BRIEF 1
According to the Blue Ruin review, what does Dwight Evans plan to do?
BRIEF 2
Extend the Blue Ruin review, picking up after its final sentence.

DOCUMENT PASSAGE
=== Section Start ===

Blue Ruin

Jeremy Saulnier

BY Mike SauvePublished Apr 24, 2014

6
Blue Ruin is a near masterpiece for the first 30 minutes. Tension builds as viewers are given little explanation behind what's motivating its central hobo character, Dwight Evans, to forage for food and sleep in other people's tubs. Finally, it's revealed that Evans plans to kill the man who he believes murdered his parents.

This might sound like the plot of the 35th Liam Neeson revenge flick, but first you need to understand Evans. He looks nothing like his Red Sox right fielder namesake, but like a chubby nebbish version of WWE's Daniel Bryan. His saucer eyes scream, "I am not the type of man who can pull off a revenge murder."

Blue Ruin never plays this for overt humour, but there's a subtle comedic edge to the juxtaposition of Evans' dweeby determination and the bloody violence he ends up mired in. After he's shot with an arrow, vengeance-seeker convention would dictate that Evans grit his teeth, steel himself with a shot of whiskey and pull the damn thing out. Instead, he spends several scenes sawing off the arrow at the tip, buying supplies at a drug store and, after trying in vain to extract it, giving up and checking into a hospital.

=== Section End ===

DATA UNDER STUDY

=== Section Start ===

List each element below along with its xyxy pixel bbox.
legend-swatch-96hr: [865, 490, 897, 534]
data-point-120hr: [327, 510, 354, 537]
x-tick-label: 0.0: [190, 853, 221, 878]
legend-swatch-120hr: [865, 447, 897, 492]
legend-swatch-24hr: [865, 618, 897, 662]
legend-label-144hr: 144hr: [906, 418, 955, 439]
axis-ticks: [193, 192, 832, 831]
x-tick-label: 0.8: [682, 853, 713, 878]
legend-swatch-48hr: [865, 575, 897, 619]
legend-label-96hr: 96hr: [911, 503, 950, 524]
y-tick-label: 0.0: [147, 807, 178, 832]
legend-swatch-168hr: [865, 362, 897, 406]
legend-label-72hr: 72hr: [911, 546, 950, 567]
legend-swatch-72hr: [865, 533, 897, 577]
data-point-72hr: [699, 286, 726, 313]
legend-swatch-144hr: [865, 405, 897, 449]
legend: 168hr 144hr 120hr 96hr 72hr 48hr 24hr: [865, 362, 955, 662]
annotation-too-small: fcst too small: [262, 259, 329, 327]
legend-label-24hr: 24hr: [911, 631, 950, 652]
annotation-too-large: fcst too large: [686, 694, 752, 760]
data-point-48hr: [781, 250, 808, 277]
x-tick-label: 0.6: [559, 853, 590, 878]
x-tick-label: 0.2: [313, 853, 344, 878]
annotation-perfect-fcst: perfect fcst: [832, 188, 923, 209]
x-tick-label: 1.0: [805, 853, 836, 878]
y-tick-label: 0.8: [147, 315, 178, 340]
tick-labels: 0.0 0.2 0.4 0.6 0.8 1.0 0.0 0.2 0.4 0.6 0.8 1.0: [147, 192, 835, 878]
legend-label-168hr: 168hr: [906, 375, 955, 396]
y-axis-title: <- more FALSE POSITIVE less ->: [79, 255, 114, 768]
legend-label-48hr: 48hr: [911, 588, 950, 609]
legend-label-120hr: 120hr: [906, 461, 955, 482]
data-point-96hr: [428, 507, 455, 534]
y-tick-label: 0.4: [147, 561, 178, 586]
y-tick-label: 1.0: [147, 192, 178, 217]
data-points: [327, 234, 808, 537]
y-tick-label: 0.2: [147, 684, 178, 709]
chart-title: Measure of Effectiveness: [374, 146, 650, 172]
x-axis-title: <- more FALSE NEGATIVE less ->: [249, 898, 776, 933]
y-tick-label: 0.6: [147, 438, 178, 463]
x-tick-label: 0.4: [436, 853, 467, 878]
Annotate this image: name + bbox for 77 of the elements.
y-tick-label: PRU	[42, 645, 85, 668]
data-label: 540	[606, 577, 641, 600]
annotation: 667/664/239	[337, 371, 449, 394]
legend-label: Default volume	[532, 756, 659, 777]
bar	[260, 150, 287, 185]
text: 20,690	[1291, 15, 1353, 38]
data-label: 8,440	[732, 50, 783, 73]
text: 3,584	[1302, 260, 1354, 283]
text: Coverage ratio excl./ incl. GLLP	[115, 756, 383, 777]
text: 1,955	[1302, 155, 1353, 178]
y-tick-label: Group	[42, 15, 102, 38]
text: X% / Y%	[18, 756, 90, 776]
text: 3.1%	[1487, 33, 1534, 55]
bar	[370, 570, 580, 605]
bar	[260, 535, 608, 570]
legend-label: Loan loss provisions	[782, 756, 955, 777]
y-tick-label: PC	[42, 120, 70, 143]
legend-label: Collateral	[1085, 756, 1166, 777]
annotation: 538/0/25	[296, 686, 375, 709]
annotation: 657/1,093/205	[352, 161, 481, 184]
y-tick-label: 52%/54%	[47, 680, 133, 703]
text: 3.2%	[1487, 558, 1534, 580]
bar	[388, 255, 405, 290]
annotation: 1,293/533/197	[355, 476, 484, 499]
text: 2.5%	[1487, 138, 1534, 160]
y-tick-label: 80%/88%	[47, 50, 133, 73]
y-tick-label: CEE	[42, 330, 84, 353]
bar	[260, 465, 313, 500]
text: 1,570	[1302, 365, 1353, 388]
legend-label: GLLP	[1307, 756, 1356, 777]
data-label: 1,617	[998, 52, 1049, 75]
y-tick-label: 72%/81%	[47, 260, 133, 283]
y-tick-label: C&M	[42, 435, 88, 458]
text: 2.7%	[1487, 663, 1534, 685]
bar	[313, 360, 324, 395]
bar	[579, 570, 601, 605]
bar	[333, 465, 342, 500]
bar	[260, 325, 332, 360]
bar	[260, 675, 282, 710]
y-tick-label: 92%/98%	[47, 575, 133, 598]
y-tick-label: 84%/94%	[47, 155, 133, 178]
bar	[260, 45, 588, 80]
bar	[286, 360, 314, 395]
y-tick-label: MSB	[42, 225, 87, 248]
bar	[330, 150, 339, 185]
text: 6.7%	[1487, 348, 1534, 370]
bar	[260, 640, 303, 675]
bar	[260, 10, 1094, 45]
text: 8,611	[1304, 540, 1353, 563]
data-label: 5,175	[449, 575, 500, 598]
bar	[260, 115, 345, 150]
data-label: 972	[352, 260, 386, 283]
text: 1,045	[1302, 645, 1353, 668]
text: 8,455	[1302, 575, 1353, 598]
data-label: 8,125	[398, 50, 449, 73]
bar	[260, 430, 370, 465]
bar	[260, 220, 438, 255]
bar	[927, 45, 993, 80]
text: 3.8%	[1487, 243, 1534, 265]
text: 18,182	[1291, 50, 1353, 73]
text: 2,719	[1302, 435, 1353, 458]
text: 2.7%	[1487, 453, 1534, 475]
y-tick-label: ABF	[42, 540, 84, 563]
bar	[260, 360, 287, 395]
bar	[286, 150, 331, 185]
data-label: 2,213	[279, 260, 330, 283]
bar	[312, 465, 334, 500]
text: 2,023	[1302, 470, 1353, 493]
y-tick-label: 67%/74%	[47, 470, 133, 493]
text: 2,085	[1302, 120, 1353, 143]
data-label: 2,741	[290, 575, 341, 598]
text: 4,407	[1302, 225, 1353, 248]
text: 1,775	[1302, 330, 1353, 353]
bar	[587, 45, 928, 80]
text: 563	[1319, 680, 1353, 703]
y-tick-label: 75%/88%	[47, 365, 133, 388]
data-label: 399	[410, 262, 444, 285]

=== Section End ===

REPLY 1
He plans to kill the man he believes murdered his parents.

REPLY 2
After a violent altercation, Evans is hunted by the criminal family associated with his father's death, and must protect his sister and her family from the bloodthirsty Cleland clan. An old high school chum who happens to be a military sniper comes in like a slap-dash deus ex machina to save the day, and the plot becomes increasingly difficult to believe.

Director Jeremy Saulnier's film has been winning festival awards for infusing a revenge thriller with the aesthetic sensibility of early David Gordon Green. The cinematography is first-rate, with foggy shots of desolate Virginia roads far more striking than anything in last year's pretentious failure The Place Beyond The Pines.

Still, it's about 40% a great film, and the rest is mediocre, saving it from utter disappointment but raising it no higher. You might be better off staying home and watching the excellent trailer two or three times.